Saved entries
----------

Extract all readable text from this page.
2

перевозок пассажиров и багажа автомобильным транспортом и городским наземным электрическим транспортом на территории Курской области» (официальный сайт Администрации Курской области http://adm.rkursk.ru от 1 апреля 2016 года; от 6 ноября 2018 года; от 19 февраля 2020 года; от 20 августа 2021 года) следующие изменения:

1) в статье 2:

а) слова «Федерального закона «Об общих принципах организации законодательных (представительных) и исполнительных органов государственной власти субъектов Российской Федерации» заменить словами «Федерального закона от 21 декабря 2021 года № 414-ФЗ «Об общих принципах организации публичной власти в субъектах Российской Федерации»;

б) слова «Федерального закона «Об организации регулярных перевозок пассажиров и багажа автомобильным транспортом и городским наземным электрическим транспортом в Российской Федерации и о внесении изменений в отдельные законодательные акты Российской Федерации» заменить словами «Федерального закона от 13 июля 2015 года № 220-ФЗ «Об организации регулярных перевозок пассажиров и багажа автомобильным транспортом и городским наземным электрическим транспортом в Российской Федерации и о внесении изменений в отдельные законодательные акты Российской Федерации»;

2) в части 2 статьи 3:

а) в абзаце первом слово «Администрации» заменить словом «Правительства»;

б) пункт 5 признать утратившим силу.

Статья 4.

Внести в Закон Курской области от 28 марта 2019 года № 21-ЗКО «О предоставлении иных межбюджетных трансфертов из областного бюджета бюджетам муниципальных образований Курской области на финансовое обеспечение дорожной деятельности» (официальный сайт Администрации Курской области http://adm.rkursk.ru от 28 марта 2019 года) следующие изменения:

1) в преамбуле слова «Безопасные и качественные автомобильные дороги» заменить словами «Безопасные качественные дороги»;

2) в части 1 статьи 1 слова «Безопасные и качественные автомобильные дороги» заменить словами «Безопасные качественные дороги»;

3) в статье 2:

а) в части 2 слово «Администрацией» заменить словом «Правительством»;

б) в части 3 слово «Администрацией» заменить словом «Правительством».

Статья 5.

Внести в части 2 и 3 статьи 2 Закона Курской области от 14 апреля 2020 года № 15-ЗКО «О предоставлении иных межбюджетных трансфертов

----------

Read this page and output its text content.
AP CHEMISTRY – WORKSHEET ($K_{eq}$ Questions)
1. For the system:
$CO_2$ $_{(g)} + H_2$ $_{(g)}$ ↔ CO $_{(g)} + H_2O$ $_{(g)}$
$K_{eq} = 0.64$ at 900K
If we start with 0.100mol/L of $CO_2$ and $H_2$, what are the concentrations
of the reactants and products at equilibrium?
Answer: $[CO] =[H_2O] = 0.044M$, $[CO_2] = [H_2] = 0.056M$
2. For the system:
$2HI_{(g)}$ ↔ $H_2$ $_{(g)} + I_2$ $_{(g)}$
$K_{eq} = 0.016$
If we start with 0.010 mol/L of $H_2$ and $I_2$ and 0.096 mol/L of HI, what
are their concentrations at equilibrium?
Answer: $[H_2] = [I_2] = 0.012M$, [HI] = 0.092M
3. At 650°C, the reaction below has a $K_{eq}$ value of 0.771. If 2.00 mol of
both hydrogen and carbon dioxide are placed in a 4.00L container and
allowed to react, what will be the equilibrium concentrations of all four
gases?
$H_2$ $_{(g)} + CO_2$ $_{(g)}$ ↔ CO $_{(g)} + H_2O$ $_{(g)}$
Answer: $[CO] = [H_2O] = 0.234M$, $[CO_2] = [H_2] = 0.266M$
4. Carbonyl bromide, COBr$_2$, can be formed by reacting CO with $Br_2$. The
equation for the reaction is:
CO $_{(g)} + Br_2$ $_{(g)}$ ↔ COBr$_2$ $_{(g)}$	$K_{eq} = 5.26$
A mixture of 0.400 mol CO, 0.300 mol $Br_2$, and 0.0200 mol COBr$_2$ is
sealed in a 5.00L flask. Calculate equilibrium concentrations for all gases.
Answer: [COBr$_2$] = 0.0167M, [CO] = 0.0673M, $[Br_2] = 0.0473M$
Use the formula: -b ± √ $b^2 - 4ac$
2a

----------

# GIVEN REQUEST:
Go through the records and show every line with the string "Правительством" in it.

# WRITTEN RESPONSE:
а) в части 2 слово «Администрацией» заменить словом «Правительством»;
б) в части 3 слово «Администрацией» заменить словом «Правительством».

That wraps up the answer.